**Data**
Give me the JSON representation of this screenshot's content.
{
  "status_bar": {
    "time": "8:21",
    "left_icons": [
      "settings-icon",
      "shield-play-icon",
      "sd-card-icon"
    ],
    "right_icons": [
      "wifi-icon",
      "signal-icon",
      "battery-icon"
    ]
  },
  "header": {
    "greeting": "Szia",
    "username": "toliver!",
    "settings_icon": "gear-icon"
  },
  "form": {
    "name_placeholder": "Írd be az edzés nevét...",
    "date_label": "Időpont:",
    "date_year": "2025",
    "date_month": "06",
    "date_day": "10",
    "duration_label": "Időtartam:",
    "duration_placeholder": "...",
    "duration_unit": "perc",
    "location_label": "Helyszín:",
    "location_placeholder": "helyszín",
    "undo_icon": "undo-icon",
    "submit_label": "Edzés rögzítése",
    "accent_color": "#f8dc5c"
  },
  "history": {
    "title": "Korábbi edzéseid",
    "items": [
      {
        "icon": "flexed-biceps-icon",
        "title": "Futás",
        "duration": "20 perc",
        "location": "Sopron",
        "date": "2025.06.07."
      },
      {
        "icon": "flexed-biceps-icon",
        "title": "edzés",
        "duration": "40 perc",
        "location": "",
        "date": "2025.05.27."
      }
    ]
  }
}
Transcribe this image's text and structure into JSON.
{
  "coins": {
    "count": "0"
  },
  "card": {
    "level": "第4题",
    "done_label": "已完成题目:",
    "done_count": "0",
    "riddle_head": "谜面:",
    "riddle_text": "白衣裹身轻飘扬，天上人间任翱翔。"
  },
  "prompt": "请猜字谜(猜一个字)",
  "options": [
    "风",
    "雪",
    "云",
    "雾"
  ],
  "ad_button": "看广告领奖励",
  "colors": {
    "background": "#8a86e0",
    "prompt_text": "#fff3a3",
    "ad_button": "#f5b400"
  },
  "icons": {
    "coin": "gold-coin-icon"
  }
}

**Exercise directions**
Lines from the records above that hold "this" are the ones to list.

**Right answer**
Give me the JSON representation of this screenshot's content.
Transcribe this image's text and structure into JSON.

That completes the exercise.